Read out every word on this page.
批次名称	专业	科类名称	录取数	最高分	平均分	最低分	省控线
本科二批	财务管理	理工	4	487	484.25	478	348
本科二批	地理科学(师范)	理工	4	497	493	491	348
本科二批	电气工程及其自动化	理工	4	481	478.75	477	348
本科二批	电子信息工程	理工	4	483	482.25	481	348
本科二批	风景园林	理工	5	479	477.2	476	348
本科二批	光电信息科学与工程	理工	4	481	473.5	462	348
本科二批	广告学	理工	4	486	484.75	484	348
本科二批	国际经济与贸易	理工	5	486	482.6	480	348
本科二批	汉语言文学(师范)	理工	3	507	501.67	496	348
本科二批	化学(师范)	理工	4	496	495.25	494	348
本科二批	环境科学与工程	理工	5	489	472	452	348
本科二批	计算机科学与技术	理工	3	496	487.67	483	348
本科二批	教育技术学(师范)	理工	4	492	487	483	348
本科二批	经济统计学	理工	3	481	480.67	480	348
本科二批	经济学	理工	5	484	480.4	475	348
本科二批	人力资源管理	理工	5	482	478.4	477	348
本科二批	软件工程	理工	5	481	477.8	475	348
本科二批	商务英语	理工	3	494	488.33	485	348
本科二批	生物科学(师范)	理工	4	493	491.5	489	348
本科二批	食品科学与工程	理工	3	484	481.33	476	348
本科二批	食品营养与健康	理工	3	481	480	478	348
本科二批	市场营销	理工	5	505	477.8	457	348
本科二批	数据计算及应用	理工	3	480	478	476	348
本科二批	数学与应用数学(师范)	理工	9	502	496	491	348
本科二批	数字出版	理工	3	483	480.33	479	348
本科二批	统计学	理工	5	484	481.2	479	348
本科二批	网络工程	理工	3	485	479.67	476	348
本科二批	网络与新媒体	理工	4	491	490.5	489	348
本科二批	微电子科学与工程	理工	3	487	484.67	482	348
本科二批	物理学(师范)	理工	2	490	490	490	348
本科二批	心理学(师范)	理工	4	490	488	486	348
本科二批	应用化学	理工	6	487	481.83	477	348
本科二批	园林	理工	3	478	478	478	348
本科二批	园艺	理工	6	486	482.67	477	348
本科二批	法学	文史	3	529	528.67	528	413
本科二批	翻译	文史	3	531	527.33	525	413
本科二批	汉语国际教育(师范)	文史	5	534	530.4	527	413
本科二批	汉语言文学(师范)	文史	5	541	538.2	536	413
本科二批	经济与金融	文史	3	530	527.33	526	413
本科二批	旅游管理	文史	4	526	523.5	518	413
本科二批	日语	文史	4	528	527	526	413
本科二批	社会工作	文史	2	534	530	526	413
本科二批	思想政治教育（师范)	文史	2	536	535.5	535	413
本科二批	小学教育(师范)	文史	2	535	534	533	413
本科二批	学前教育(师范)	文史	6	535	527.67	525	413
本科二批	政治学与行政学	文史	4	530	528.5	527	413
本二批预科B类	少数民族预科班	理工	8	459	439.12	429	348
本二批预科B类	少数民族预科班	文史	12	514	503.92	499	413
________________________________________
OBJECTIVE: Using the exact wording, write out all of the records.

ANSWER TO THE TASK:
Read out every word on this page.
批次名称	专业	科类名称	录取数	最高分	平均分	最低分	省控线
本科二批	财务管理	理工	4	487	484.25	478	348
本科二批	地理科学(师范)	理工	4	497	493	491	348
本科二批	电气工程及其自动化	理工	4	481	478.75	477	348
本科二批	电子信息工程	理工	4	483	482.25	481	348
本科二批	风景园林	理工	5	479	477.2	476	348
本科二批	光电信息科学与工程	理工	4	481	473.5	462	348
本科二批	广告学	理工	4	486	484.75	484	348
本科二批	国际经济与贸易	理工	5	486	482.6	480	348
本科二批	汉语言文学(师范)	理工	3	507	501.67	496	348
本科二批	化学(师范)	理工	4	496	495.25	494	348
本科二批	环境科学与工程	理工	5	489	472	452	348
本科二批	计算机科学与技术	理工	3	496	487.67	483	348
本科二批	教育技术学(师范)	理工	4	492	487	483	348
本科二批	经济统计学	理工	3	481	480.67	480	348
本科二批	经济学	理工	5	484	480.4	475	348
本科二批	人力资源管理	理工	5	482	478.4	477	348
本科二批	软件工程	理工	5	481	477.8	475	348
本科二批	商务英语	理工	3	494	488.33	485	348
本科二批	生物科学(师范)	理工	4	493	491.5	489	348
本科二批	食品科学与工程	理工	3	484	481.33	476	348
本科二批	食品营养与健康	理工	3	481	480	478	348
本科二批	市场营销	理工	5	505	477.8	457	348
本科二批	数据计算及应用	理工	3	480	478	476	348
本科二批	数学与应用数学(师范)	理工	9	502	496	491	348
本科二批	数字出版	理工	3	483	480.33	479	348
本科二批	统计学	理工	5	484	481.2	479	348
本科二批	网络工程	理工	3	485	479.67	476	348
本科二批	网络与新媒体	理工	4	491	490.5	489	348
本科二批	微电子科学与工程	理工	3	487	484.67	482	348
本科二批	物理学(师范)	理工	2	490	490	490	348
本科二批	心理学(师范)	理工	4	490	488	486	348
本科二批	应用化学	理工	6	487	481.83	477	348
本科二批	园林	理工	3	478	478	478	348
本科二批	园艺	理工	6	486	482.67	477	348
本科二批	法学	文史	3	529	528.67	528	413
本科二批	翻译	文史	3	531	527.33	525	413
本科二批	汉语国际教育(师范)	文史	5	534	530.4	527	413
本科二批	汉语言文学(师范)	文史	5	541	538.2	536	413
本科二批	经济与金融	文史	3	530	527.33	526	413
本科二批	旅游管理	文史	4	526	523.5	518	413
本科二批	日语	文史	4	528	527	526	413
本科二批	社会工作	文史	2	534	530	526	413
本科二批	思想政治教育（师范)	文史	2	536	535.5	535	413
本科二批	小学教育(师范)	文史	2	535	534	533	413
本科二批	学前教育(师范)	文史	6	535	527.67	525	413
本科二批	政治学与行政学	文史	4	530	528.5	527	413
本二批预科B类	少数民族预科班	理工	8	459	439.12	429	348
本二批预科B类	少数民族预科班	文史	12	514	503.92	499	413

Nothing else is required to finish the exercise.